• _Given problem 1_
In the listing, switch "data-point" to "dot" in the stretch from the line containing "y-tick-label: 2 [178, 360, 191, 384]" through the line containing "x-tick-label-2022: 2022 [957, 457, 1010, 481]". Give back only those lines, with everything else unchanged.
Begin Source excerpt
Figure 8 shows how wellbore breakouts would appear in images. Each image shows how the feature can be mapped by recording the coordinates ( \theta, z ) of key points on the image. More sophisticated algorithms are used in commercial image interpretation software to account for variations in borehole diameter with depth and borehole deviation. The examples shown here are meant to illustrate the concepts and only apply to vertical wells aligned with a principal stress.

Constructing-a-borehole-image-of-breakouts
Figure 8: Constructing a borehole image of breakouts

Imaging Tools

The majority of wellbore images are generated from acoustic or electric signals recorded by logging tools as they move along the axis of the hole. Less common are images formed from measurements of reflected light, bulk density, and gamma rays. Optical devices offer the highest resolution but only work in clear borehole fluids or in air-filled holes. Consequently, they are not practical in deep wells. Density and gamma ray images have much lower vertical and azimuthal resolution compared to images generated by acoustic or electrical signals.

Acoustic Tools

The first wellbore imaging tool was invented by the Mobil Oil Company in the late 1960s (Zemack and Caldwell, 1969). It was an acoustic device called the borehole televiewer (BHTV). Acoustic methods employ a rotating ultrasonic transducer that emits and receives a pulse of ultrasonic energy. Reflected amplitude and two-way transit time are measured for each ultrasonic pulse. The transducer fires about 180 times per revolution, although this number varies with tool manufacturer. Two 360-degree coverage images can be produced from this device:

  • A two-way transit time image measuring the borehole cross-section shape
  • A reflected amplitude image mapping acoustic impedance and/or surface roughness; dark areas of the image correspond to low acoustic impedance and/or rough surfaces; bright areas represent high acoustic impedance or a smooth surface

Acoustic images detect large-scale features such as wellbore breakouts, faults, relatively large natural fractures, and prominent contacts between lithologic units. They are most useful in the study of geomechanics and structural geology because they emphasize large-scale structures, but at the expense of small-scale sedimentological structures. A disadvantage of acoustic devices is that the performance degrades in wells filled with heavy drilling fluids (such as mud density of about 15 pounds per gallon or greater).
End Source excerpt
Begin Exercise materials
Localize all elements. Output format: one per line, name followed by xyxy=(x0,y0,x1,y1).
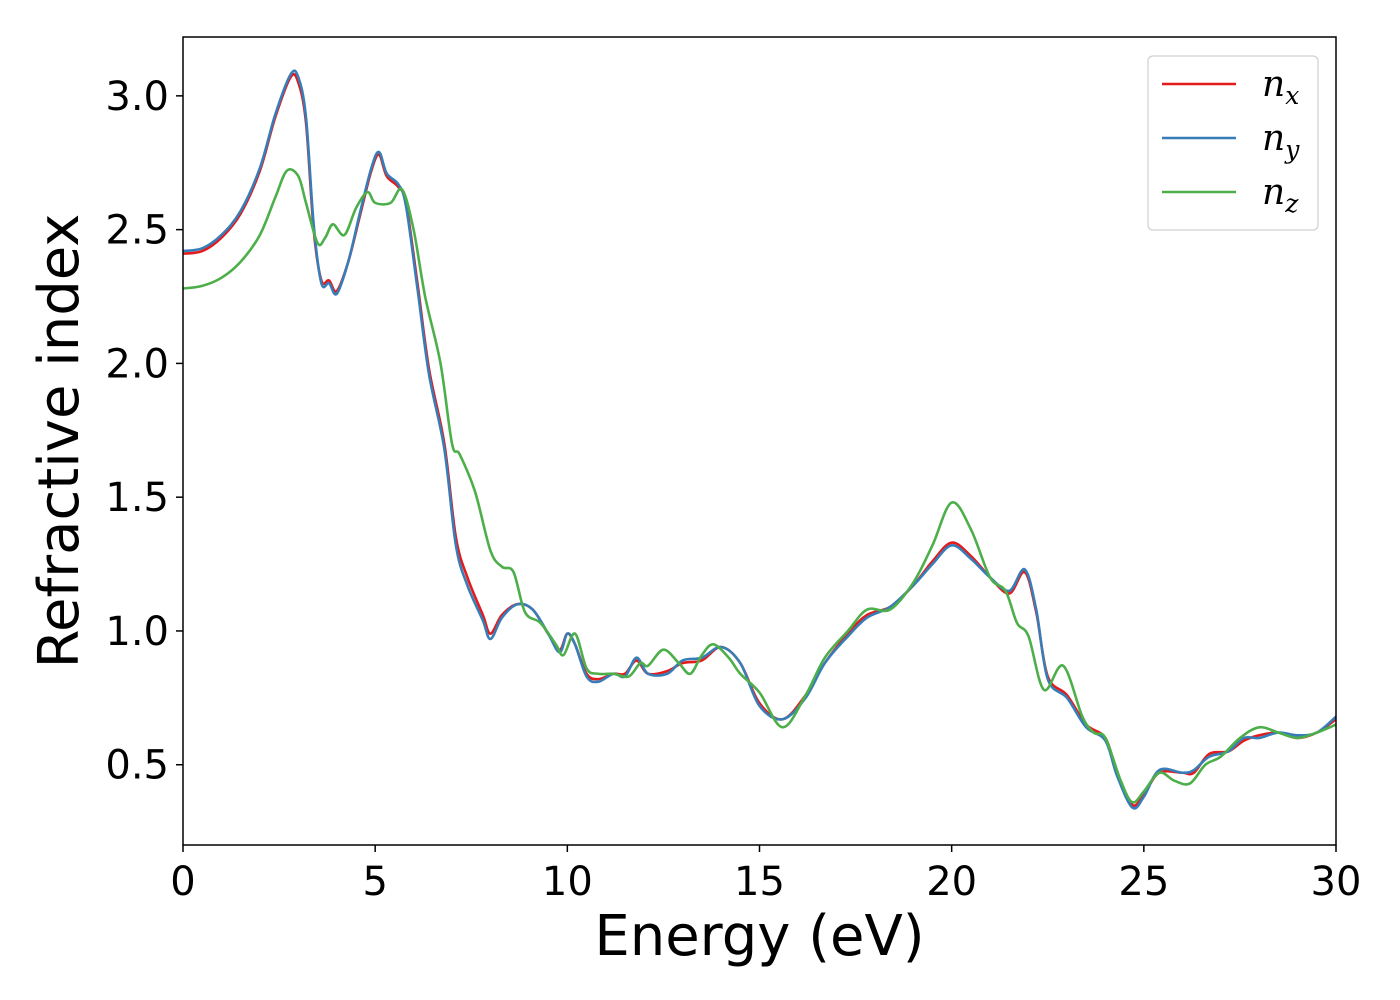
legend-box xyxy=(1147,55,1319,231)
x-axis-ticks: 0 5 10 15 20 25 30 xyxy=(170,845,1361,905)
y-axis-ticks: 0.5 1.0 1.5 2.0 2.5 3.0 xyxy=(105,74,183,789)
x-tick-label: 5 xyxy=(362,859,387,905)
legend-label-nz: nz xyxy=(1262,172,1299,218)
x-tick-label: 30 xyxy=(1311,859,1362,905)
y-tick-label: 0.5 xyxy=(105,743,169,789)
y-tick-label: 2.0 xyxy=(105,341,169,387)
series-layer xyxy=(183,69,1336,810)
legend-label-nx: nx xyxy=(1262,64,1299,110)
y-tick-label: 1.5 xyxy=(105,475,169,521)
series-line-nz xyxy=(183,168,1336,804)
x-tick-label: 0 xyxy=(170,859,195,905)
y-tick-label: 3.0 xyxy=(105,74,169,120)
y-axis-label: Refractive index xyxy=(27,214,92,669)
legend-label-ny: ny xyxy=(1262,118,1300,164)
y-tick-label: 1.0 xyxy=(105,609,169,655)
x-tick-label: 15 xyxy=(734,859,785,905)
legend: nx ny nz xyxy=(1147,55,1319,231)
x-tick-label: 25 xyxy=(1118,859,1169,905)
y-tick-label: 2.5 xyxy=(105,208,169,254)
series-line-ny xyxy=(183,69,1336,810)
x-axis-label: Energy (eV) xyxy=(594,904,924,969)
x-tick-label: 10 xyxy=(542,859,593,905)
x-tick-label: 20 xyxy=(926,859,977,905)
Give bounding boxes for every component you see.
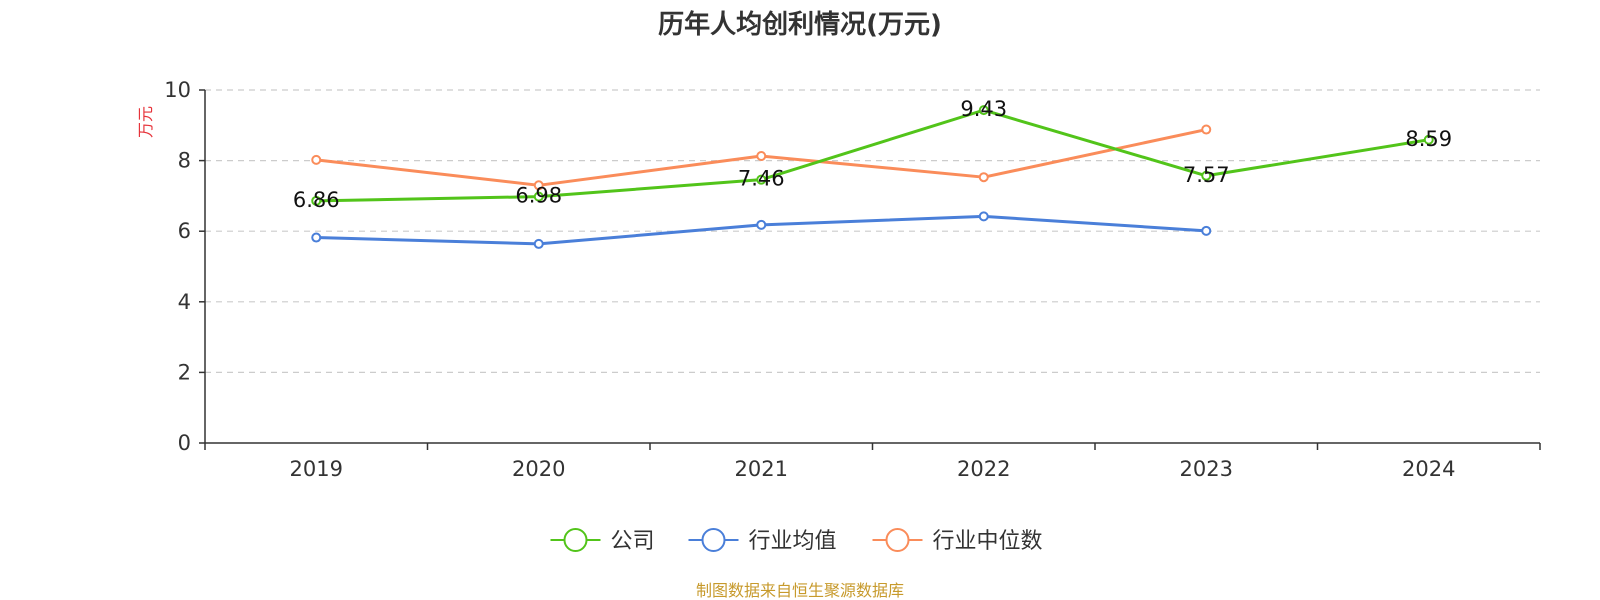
y-tick-label: 2 [178, 360, 191, 384]
data-label-2: 7.46 [738, 167, 785, 191]
source-note: 制图数据来自恒生聚源数据库 [696, 581, 904, 600]
x-tick-label-2020: 2020 [512, 457, 565, 481]
data-point-0-0 [311, 195, 322, 206]
data-label-0: 6.86 [293, 188, 340, 212]
data-point-1-3 [978, 211, 989, 222]
legend-marker-1 [701, 528, 726, 552]
data-point-0-3 [978, 105, 989, 116]
y-axis-unit: 万元 [136, 106, 155, 138]
data-point-0-2 [756, 174, 767, 185]
grid-lines [205, 89, 1540, 373]
data-point-1-2 [756, 219, 767, 230]
legend-label-0: 公司 [611, 529, 655, 554]
legend-item-1: 行业均值 [688, 528, 837, 554]
legend: 公司 行业均值 行业中位数 [550, 528, 1043, 554]
y-tick-label: 4 [178, 290, 191, 314]
legend-marker-0 [563, 528, 588, 552]
x-tick-label-2022: 2022 [957, 457, 1010, 481]
x-tick-label-2023: 2023 [1180, 457, 1233, 481]
data-point-1-0 [311, 232, 322, 243]
data-point-2-1 [533, 180, 544, 191]
y-tick-label: 8 [178, 149, 191, 173]
data-label-4: 7.57 [1183, 163, 1230, 187]
data-point-1-1 [533, 238, 544, 249]
data-point-0-4 [1201, 170, 1212, 181]
data-point-2-4 [1201, 124, 1212, 135]
y-tick-label: 6 [178, 219, 191, 243]
data-point-2-0 [311, 154, 322, 165]
series-line-0 [316, 108, 1429, 203]
data-point-2-2 [756, 151, 767, 162]
data-point-0-5 [1423, 134, 1434, 145]
legend-label-1: 行业均值 [749, 529, 837, 554]
chart-title: 历年人均创利情况(万元) [658, 9, 942, 40]
legend-label-2: 行业中位数 [933, 529, 1043, 554]
data-label-1: 6.98 [515, 184, 562, 208]
data-labels: 6.86 6.98 7.46 9.43 7.57 8.59 [293, 97, 1452, 212]
data-point-1-4 [1201, 225, 1212, 236]
series-lines [311, 105, 1434, 249]
legend-item-0: 公司 [550, 528, 655, 554]
data-point-0-1 [533, 191, 544, 202]
axes: 0 2 4 6 8 10 2019 2020 2021 2022 2023 2024 [164, 78, 1541, 481]
x-tick-label-2019: 2019 [290, 457, 343, 481]
data-label-5: 8.59 [1405, 127, 1452, 151]
y-tick-label: 10 [164, 78, 191, 102]
x-tick-label-2024: 2024 [1402, 457, 1455, 481]
x-tick-label-2021: 2021 [735, 457, 788, 481]
legend-item-2: 行业中位数 [872, 528, 1043, 554]
y-tick-label: 0 [178, 431, 191, 455]
data-label-3: 9.43 [960, 97, 1007, 121]
legend-marker-2 [885, 528, 910, 552]
data-point-2-3 [978, 172, 989, 183]
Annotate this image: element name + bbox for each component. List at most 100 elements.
End Exercise materials
• _Given problem 2_
Using the wellbore imaging excerpt, say yes or no to each statement and quote the words that decide it: (a) The first wellbore imaging tool came from the Mobil Oil Company in the late 1960s. (b) Optical devices are practical in deep wells. (c) The ultrasonic transducer fires about 360 times per revolution.

• _Finished answer 1_
y-tick-label: 2 [178, 360, 191, 384]
data-label-2: 7.46 [738, 167, 785, 191]
source-note: 制图数据来自恒生聚源数据库 [696, 581, 904, 600]
x-tick-label-2020: 2020 [512, 457, 565, 481]
dot-0-0 [311, 195, 322, 206]
data-label-0: 6.86 [293, 188, 340, 212]
dot-1-3 [978, 211, 989, 222]
legend-marker-1 [701, 528, 726, 552]
dot-0-3 [978, 105, 989, 116]
y-axis-unit: 万元 [136, 106, 155, 138]
dot-0-2 [756, 174, 767, 185]
grid-lines [205, 89, 1540, 373]
dot-1-2 [756, 219, 767, 230]
legend-label-0: 公司 [611, 529, 655, 554]
legend-item-1: 行业均值 [688, 528, 837, 554]
legend: 公司 行业均值 行业中位数 [550, 528, 1043, 554]
y-tick-label: 4 [178, 290, 191, 314]
legend-marker-0 [563, 528, 588, 552]
x-tick-label-2022: 2022 [957, 457, 1010, 481]

• _Finished answer 2_
(a) Yes: "The first wellbore imaging tool was invented by the Mobil Oil Company in the late 1960s"
(b) No: "Consequently, they are not practical in deep wells."
(c) No: "The transducer fires about 180 times per revolution"